Stored data entries
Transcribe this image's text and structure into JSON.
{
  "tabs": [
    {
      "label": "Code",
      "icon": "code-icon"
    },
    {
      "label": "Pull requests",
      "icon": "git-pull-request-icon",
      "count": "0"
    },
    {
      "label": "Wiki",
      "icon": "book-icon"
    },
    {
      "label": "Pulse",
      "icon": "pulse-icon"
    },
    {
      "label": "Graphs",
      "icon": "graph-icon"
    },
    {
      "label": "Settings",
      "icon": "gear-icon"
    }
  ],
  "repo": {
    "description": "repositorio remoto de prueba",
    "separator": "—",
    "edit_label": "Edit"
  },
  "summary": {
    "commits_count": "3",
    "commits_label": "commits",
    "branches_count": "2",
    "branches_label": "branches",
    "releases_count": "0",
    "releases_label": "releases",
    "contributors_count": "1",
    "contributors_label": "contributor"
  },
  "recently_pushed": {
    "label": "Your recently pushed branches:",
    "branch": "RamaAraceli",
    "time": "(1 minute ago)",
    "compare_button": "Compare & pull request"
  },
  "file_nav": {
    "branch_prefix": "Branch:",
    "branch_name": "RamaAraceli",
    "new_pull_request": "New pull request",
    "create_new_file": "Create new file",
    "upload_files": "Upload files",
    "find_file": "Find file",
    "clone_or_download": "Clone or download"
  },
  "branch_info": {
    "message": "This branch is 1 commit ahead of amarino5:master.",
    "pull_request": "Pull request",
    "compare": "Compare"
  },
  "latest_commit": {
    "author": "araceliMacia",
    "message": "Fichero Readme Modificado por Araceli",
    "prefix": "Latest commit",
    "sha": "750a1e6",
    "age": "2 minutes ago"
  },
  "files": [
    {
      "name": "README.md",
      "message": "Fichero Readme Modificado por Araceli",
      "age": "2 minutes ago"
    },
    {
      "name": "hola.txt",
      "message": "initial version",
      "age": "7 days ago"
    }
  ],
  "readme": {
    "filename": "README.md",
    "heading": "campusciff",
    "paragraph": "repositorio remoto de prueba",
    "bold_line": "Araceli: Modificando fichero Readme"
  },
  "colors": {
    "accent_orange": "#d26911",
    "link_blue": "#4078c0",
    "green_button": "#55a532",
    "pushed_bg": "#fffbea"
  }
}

## Exercise goal
Select the lines in this material that hold the word "icon", leaving none out.

## Problem solution
      "icon": "code-icon"
      "icon": "git-pull-request-icon",
      "icon": "book-icon"
      "icon": "pulse-icon"
      "icon": "graph-icon"
      "icon": "gear-icon"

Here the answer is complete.